======== THE INPUT

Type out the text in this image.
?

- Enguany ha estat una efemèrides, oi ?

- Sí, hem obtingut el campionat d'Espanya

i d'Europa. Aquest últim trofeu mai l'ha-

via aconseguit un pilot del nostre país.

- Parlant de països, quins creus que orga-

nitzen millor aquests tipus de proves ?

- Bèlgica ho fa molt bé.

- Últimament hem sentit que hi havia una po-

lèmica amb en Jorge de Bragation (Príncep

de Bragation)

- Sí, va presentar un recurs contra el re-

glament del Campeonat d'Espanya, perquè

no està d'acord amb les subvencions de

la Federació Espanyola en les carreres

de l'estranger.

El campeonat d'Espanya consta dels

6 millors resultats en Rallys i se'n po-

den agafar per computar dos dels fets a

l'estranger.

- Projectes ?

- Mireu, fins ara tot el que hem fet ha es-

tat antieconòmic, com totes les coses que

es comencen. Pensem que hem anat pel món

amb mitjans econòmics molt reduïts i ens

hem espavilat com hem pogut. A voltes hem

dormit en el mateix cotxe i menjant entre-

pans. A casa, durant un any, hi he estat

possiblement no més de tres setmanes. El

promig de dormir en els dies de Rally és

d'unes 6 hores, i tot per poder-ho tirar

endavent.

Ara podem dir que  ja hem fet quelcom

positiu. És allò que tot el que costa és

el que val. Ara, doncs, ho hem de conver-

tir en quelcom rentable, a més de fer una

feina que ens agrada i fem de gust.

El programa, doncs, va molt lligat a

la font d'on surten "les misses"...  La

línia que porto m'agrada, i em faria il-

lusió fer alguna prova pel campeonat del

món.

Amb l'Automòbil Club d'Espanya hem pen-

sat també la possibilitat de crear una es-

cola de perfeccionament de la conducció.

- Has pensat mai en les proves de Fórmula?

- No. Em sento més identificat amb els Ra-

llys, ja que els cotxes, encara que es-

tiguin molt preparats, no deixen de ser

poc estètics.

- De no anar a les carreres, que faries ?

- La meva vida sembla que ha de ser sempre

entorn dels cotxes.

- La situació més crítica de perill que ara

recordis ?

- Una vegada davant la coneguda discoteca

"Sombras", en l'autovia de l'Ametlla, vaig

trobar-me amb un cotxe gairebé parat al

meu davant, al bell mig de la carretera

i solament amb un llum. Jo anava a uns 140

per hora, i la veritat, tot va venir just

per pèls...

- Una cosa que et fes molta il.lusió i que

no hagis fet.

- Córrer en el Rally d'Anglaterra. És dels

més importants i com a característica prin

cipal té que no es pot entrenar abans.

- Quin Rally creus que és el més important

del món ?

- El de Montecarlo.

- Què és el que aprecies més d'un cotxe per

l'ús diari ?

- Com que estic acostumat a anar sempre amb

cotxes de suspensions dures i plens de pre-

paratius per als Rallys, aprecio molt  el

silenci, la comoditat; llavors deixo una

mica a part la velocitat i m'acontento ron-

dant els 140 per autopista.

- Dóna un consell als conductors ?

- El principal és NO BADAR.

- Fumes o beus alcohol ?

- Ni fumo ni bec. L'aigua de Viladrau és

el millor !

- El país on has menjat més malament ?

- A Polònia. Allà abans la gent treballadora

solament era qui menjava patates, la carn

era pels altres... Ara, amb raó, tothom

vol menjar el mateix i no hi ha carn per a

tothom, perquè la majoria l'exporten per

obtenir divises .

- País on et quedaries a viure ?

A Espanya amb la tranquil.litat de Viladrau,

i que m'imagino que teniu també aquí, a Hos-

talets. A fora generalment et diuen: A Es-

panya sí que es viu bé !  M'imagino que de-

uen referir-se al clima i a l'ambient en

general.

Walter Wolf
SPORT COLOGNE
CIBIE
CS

================

• [STATED TASK]: Write the listing out again, exactly as shown above.

• [ANSWER]:
Type out the text in this image.
?

- Enguany ha estat una efemèrides, oi ?

- Sí, hem obtingut el campionat d'Espanya

i d'Europa. Aquest últim trofeu mai l'ha-

via aconseguit un pilot del nostre país.

- Parlant de països, quins creus que orga-

nitzen millor aquests tipus de proves ?

- Bèlgica ho fa molt bé.

- Últimament hem sentit que hi havia una po-

lèmica amb en Jorge de Bragation (Príncep

de Bragation)

- Sí, va presentar un recurs contra el re-

glament del Campeonat d'Espanya, perquè

no està d'acord amb les subvencions de

la Federació Espanyola en les carreres

de l'estranger.

El campeonat d'Espanya consta dels

6 millors resultats en Rallys i se'n po-

den agafar per computar dos dels fets a

l'estranger.

- Projectes ?

- Mireu, fins ara tot el que hem fet ha es-

tat antieconòmic, com totes les coses que

es comencen. Pensem que hem anat pel món

amb mitjans econòmics molt reduïts i ens

hem espavilat com hem pogut. A voltes hem

dormit en el mateix cotxe i menjant entre-

pans. A casa, durant un any, hi he estat

possiblement no més de tres setmanes. El

promig de dormir en els dies de Rally és

d'unes 6 hores, i tot per poder-ho tirar

endavent.

Ara podem dir que  ja hem fet quelcom

positiu. És allò que tot el que costa és

el que val. Ara, doncs, ho hem de conver-

tir en quelcom rentable, a més de fer una

feina que ens agrada i fem de gust.

El programa, doncs, va molt lligat a

la font d'on surten "les misses"...  La

línia que porto m'agrada, i em faria il-

lusió fer alguna prova pel campeonat del

món.

Amb l'Automòbil Club d'Espanya hem pen-

sat també la possibilitat de crear una es-

cola de perfeccionament de la conducció.

- Has pensat mai en les proves de Fórmula?

- No. Em sento més identificat amb els Ra-

llys, ja que els cotxes, encara que es-

tiguin molt preparats, no deixen de ser

poc estètics.

- De no anar a les carreres, que faries ?

- La meva vida sembla que ha de ser sempre

entorn dels cotxes.

- La situació més crítica de perill que ara

recordis ?

- Una vegada davant la coneguda discoteca

"Sombras", en l'autovia de l'Ametlla, vaig

trobar-me amb un cotxe gairebé parat al

meu davant, al bell mig de la carretera

i solament amb un llum. Jo anava a uns 140

per hora, i la veritat, tot va venir just

per pèls...

- Una cosa que et fes molta il.lusió i que

no hagis fet.

- Córrer en el Rally d'Anglaterra. És dels

més importants i com a característica prin

cipal té que no es pot entrenar abans.

- Quin Rally creus que és el més important

del món ?

- El de Montecarlo.

- Què és el que aprecies més d'un cotxe per

l'ús diari ?

- Com que estic acostumat a anar sempre amb

cotxes de suspensions dures i plens de pre-

paratius per als Rallys, aprecio molt  el

silenci, la comoditat; llavors deixo una

mica a part la velocitat i m'acontento ron-

dant els 140 per autopista.

- Dóna un consell als conductors ?

- El principal és NO BADAR.

- Fumes o beus alcohol ?

- Ni fumo ni bec. L'aigua de Viladrau és

el millor !

- El país on has menjat més malament ?

- A Polònia. Allà abans la gent treballadora

solament era qui menjava patates, la carn

era pels altres... Ara, amb raó, tothom

vol menjar el mateix i no hi ha carn per a

tothom, perquè la majoria l'exporten per

obtenir divises .

- País on et quedaries a viure ?

A Espanya amb la tranquil.litat de Viladrau,

i que m'imagino que teniu també aquí, a Hos-

talets. A fora generalment et diuen: A Es-

panya sí que es viu bé !  M'imagino que de-

uen referir-se al clima i a l'ambient en

general.

Walter Wolf
SPORT COLOGNE
CIBIE
CS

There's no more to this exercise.